- [Given request]: Could you return the whole listing below unchanged, reproducing every line verbatim?
— BEGIN Records —
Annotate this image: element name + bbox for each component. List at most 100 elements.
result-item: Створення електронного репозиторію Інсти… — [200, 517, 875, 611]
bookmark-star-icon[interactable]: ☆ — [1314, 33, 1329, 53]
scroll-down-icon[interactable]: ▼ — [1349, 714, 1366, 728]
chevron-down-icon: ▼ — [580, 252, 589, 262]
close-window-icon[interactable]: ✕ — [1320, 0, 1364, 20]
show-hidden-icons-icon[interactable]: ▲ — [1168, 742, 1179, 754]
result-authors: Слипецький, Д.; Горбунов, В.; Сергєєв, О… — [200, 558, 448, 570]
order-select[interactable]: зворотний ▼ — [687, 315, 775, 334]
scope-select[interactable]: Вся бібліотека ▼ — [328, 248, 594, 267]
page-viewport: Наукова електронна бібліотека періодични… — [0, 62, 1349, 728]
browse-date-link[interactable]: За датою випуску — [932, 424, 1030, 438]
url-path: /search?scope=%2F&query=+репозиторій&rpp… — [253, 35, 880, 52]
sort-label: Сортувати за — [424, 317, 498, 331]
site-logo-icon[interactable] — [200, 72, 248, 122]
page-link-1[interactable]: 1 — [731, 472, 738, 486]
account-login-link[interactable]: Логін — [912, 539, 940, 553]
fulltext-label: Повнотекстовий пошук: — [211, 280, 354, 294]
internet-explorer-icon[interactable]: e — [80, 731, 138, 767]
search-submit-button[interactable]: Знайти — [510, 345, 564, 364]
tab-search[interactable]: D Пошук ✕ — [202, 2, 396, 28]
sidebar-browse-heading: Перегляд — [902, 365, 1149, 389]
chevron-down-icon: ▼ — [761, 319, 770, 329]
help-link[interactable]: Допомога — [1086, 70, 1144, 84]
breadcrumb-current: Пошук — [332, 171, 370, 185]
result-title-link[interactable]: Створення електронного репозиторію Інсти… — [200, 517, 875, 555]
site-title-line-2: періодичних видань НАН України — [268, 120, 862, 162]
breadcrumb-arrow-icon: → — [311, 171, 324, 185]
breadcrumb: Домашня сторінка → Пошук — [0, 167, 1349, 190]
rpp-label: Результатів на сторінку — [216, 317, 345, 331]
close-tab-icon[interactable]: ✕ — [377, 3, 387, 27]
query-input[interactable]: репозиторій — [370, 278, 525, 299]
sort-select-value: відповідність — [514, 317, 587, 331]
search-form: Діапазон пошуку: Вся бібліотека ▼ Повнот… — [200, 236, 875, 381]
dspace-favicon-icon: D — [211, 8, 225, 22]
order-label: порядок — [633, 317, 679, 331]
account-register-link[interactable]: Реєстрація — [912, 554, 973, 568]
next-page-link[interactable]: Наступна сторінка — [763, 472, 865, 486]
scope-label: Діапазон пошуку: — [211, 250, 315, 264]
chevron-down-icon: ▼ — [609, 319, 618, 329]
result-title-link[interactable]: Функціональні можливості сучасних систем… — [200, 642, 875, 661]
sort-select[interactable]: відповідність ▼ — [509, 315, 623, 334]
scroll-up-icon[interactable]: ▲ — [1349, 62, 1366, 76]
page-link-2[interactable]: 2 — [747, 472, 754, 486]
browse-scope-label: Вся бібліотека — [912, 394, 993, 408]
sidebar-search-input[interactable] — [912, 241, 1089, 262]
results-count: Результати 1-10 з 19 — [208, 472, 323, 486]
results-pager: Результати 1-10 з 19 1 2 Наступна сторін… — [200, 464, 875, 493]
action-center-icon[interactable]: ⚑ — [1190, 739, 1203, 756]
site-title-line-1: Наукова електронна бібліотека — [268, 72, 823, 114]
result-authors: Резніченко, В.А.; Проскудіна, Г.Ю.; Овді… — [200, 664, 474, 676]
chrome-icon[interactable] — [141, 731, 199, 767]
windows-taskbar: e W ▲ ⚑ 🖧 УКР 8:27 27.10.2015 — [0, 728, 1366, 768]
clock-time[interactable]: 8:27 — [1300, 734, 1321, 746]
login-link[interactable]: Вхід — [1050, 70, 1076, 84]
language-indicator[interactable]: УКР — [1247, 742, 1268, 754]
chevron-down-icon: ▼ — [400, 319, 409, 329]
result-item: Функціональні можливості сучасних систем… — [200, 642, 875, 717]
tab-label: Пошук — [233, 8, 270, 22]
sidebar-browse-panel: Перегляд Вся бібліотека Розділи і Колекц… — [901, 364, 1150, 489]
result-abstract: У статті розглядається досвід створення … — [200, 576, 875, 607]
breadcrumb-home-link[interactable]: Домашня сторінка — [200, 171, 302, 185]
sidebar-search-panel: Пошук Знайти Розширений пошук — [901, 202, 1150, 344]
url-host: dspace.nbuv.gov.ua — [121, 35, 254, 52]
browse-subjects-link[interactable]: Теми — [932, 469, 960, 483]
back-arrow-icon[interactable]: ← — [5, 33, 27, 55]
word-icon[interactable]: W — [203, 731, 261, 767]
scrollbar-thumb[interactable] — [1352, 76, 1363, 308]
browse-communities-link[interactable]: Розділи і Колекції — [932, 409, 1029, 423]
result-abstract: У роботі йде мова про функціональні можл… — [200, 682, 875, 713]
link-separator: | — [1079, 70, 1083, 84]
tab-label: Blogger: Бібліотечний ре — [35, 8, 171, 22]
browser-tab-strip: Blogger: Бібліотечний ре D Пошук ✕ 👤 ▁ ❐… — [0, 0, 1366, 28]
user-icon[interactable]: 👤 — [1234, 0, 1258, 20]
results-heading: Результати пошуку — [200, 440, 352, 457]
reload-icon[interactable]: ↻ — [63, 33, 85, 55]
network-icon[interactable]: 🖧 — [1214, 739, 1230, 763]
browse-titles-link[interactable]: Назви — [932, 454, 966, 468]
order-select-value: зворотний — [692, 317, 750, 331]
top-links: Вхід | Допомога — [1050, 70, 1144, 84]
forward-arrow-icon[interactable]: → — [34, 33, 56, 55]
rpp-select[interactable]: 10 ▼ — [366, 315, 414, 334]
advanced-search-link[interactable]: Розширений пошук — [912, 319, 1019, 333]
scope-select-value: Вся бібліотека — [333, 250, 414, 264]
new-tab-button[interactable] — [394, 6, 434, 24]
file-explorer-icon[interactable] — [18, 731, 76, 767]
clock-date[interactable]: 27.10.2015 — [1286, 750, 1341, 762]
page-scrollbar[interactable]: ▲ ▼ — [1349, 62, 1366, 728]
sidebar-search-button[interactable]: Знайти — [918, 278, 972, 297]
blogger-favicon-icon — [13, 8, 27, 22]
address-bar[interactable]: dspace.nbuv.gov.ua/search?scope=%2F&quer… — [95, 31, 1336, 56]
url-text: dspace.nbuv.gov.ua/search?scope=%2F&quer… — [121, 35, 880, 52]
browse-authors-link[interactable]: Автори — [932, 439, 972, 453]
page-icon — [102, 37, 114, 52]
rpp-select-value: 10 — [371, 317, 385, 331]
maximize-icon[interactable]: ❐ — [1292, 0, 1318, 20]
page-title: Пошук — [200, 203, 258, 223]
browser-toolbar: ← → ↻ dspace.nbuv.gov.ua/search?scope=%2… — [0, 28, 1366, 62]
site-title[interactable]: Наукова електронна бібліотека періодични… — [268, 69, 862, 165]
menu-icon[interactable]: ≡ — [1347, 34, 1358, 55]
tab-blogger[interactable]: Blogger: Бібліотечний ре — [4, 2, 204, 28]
— END Records —
- [Correct answer]:
Annotate this image: element name + bbox for each component. List at most 100 elements.
result-item: Створення електронного репозиторію Інсти… — [200, 517, 875, 611]
bookmark-star-icon[interactable]: ☆ — [1314, 33, 1329, 53]
scroll-down-icon[interactable]: ▼ — [1349, 714, 1366, 728]
chevron-down-icon: ▼ — [580, 252, 589, 262]
close-window-icon[interactable]: ✕ — [1320, 0, 1364, 20]
show-hidden-icons-icon[interactable]: ▲ — [1168, 742, 1179, 754]
result-authors: Слипецький, Д.; Горбунов, В.; Сергєєв, О… — [200, 558, 448, 570]
order-select[interactable]: зворотний ▼ — [687, 315, 775, 334]
scope-select[interactable]: Вся бібліотека ▼ — [328, 248, 594, 267]
page-viewport: Наукова електронна бібліотека періодични… — [0, 62, 1349, 728]
browse-date-link[interactable]: За датою випуску — [932, 424, 1030, 438]
url-path: /search?scope=%2F&query=+репозиторій&rpp… — [253, 35, 880, 52]
sort-label: Сортувати за — [424, 317, 498, 331]
site-logo-icon[interactable] — [200, 72, 248, 122]
page-link-1[interactable]: 1 — [731, 472, 738, 486]
account-login-link[interactable]: Логін — [912, 539, 940, 553]
fulltext-label: Повнотекстовий пошук: — [211, 280, 354, 294]
internet-explorer-icon[interactable]: e — [80, 731, 138, 767]
search-submit-button[interactable]: Знайти — [510, 345, 564, 364]
tab-search[interactable]: D Пошук ✕ — [202, 2, 396, 28]
sidebar-browse-heading: Перегляд — [902, 365, 1149, 389]
chevron-down-icon: ▼ — [761, 319, 770, 329]
help-link[interactable]: Допомога — [1086, 70, 1144, 84]
breadcrumb-current: Пошук — [332, 171, 370, 185]
result-title-link[interactable]: Створення електронного репозиторію Інсти… — [200, 517, 875, 555]
site-title-line-2: періодичних видань НАН України — [268, 120, 862, 162]
breadcrumb-arrow-icon: → — [311, 171, 324, 185]
breadcrumb: Домашня сторінка → Пошук — [0, 167, 1349, 190]
rpp-label: Результатів на сторінку — [216, 317, 345, 331]
close-tab-icon[interactable]: ✕ — [377, 3, 387, 27]
query-input[interactable]: репозиторій — [370, 278, 525, 299]
sort-select-value: відповідність — [514, 317, 587, 331]
search-form: Діапазон пошуку: Вся бібліотека ▼ Повнот… — [200, 236, 875, 381]
dspace-favicon-icon: D — [211, 8, 225, 22]
order-label: порядок — [633, 317, 679, 331]
account-register-link[interactable]: Реєстрація — [912, 554, 973, 568]
next-page-link[interactable]: Наступна сторінка — [763, 472, 865, 486]
scope-label: Діапазон пошуку: — [211, 250, 315, 264]
chevron-down-icon: ▼ — [609, 319, 618, 329]
result-title-link[interactable]: Функціональні можливості сучасних систем… — [200, 642, 875, 661]
sort-select[interactable]: відповідність ▼ — [509, 315, 623, 334]
scroll-up-icon[interactable]: ▲ — [1349, 62, 1366, 76]
page-link-2[interactable]: 2 — [747, 472, 754, 486]
browse-scope-label: Вся бібліотека — [912, 394, 993, 408]
sidebar-search-input[interactable] — [912, 241, 1089, 262]
results-count: Результати 1-10 з 19 — [208, 472, 323, 486]
results-pager: Результати 1-10 з 19 1 2 Наступна сторін… — [200, 464, 875, 493]
action-center-icon[interactable]: ⚑ — [1190, 739, 1203, 756]
site-title-line-1: Наукова електронна бібліотека — [268, 72, 823, 114]
result-authors: Резніченко, В.А.; Проскудіна, Г.Ю.; Овді… — [200, 664, 474, 676]
chrome-icon[interactable] — [141, 731, 199, 767]
windows-taskbar: e W ▲ ⚑ 🖧 УКР 8:27 27.10.2015 — [0, 728, 1366, 768]
clock-time[interactable]: 8:27 — [1300, 734, 1321, 746]
login-link[interactable]: Вхід — [1050, 70, 1076, 84]
language-indicator[interactable]: УКР — [1247, 742, 1268, 754]
chevron-down-icon: ▼ — [400, 319, 409, 329]
result-item: Функціональні можливості сучасних систем… — [200, 642, 875, 717]
tab-label: Пошук — [233, 8, 270, 22]
sidebar-browse-panel: Перегляд Вся бібліотека Розділи і Колекц… — [901, 364, 1150, 489]
result-abstract: У статті розглядається досвід створення … — [200, 576, 875, 607]
breadcrumb-home-link[interactable]: Домашня сторінка — [200, 171, 302, 185]
sidebar-search-panel: Пошук Знайти Розширений пошук — [901, 202, 1150, 344]
url-host: dspace.nbuv.gov.ua — [121, 35, 254, 52]
browse-subjects-link[interactable]: Теми — [932, 469, 960, 483]
back-arrow-icon[interactable]: ← — [5, 33, 27, 55]
word-icon[interactable]: W — [203, 731, 261, 767]
scrollbar-thumb[interactable] — [1352, 76, 1363, 308]
browse-communities-link[interactable]: Розділи і Колекції — [932, 409, 1029, 423]
result-abstract: У роботі йде мова про функціональні можл… — [200, 682, 875, 713]
link-separator: | — [1079, 70, 1083, 84]
tab-label: Blogger: Бібліотечний ре — [35, 8, 171, 22]
browser-tab-strip: Blogger: Бібліотечний ре D Пошук ✕ 👤 ▁ ❐… — [0, 0, 1366, 28]
user-icon[interactable]: 👤 — [1234, 0, 1258, 20]
results-heading: Результати пошуку — [200, 440, 352, 457]
reload-icon[interactable]: ↻ — [63, 33, 85, 55]
network-icon[interactable]: 🖧 — [1214, 739, 1230, 763]
browse-titles-link[interactable]: Назви — [932, 454, 966, 468]
order-select-value: зворотний — [692, 317, 750, 331]
top-links: Вхід | Допомога — [1050, 70, 1144, 84]
forward-arrow-icon[interactable]: → — [34, 33, 56, 55]
rpp-select[interactable]: 10 ▼ — [366, 315, 414, 334]
advanced-search-link[interactable]: Розширений пошук — [912, 319, 1019, 333]
scope-select-value: Вся бібліотека — [333, 250, 414, 264]
new-tab-button[interactable] — [394, 6, 434, 24]
file-explorer-icon[interactable] — [18, 731, 76, 767]
clock-date[interactable]: 27.10.2015 — [1286, 750, 1341, 762]
page-scrollbar[interactable]: ▲ ▼ — [1349, 62, 1366, 728]
sidebar-search-button[interactable]: Знайти — [918, 278, 972, 297]
blogger-favicon-icon — [13, 8, 27, 22]
address-bar[interactable]: dspace.nbuv.gov.ua/search?scope=%2F&quer… — [95, 31, 1336, 56]
url-text: dspace.nbuv.gov.ua/search?scope=%2F&quer… — [121, 35, 880, 52]
browse-authors-link[interactable]: Автори — [932, 439, 972, 453]
page-icon — [102, 37, 114, 52]
rpp-select-value: 10 — [371, 317, 385, 331]
maximize-icon[interactable]: ❐ — [1292, 0, 1318, 20]
page-title: Пошук — [200, 203, 258, 223]
browser-toolbar: ← → ↻ dspace.nbuv.gov.ua/search?scope=%2… — [0, 28, 1366, 62]
site-title[interactable]: Наукова електронна бібліотека періодични… — [268, 69, 862, 165]
menu-icon[interactable]: ≡ — [1347, 34, 1358, 55]
tab-blogger[interactable]: Blogger: Бібліотечний ре — [4, 2, 204, 28]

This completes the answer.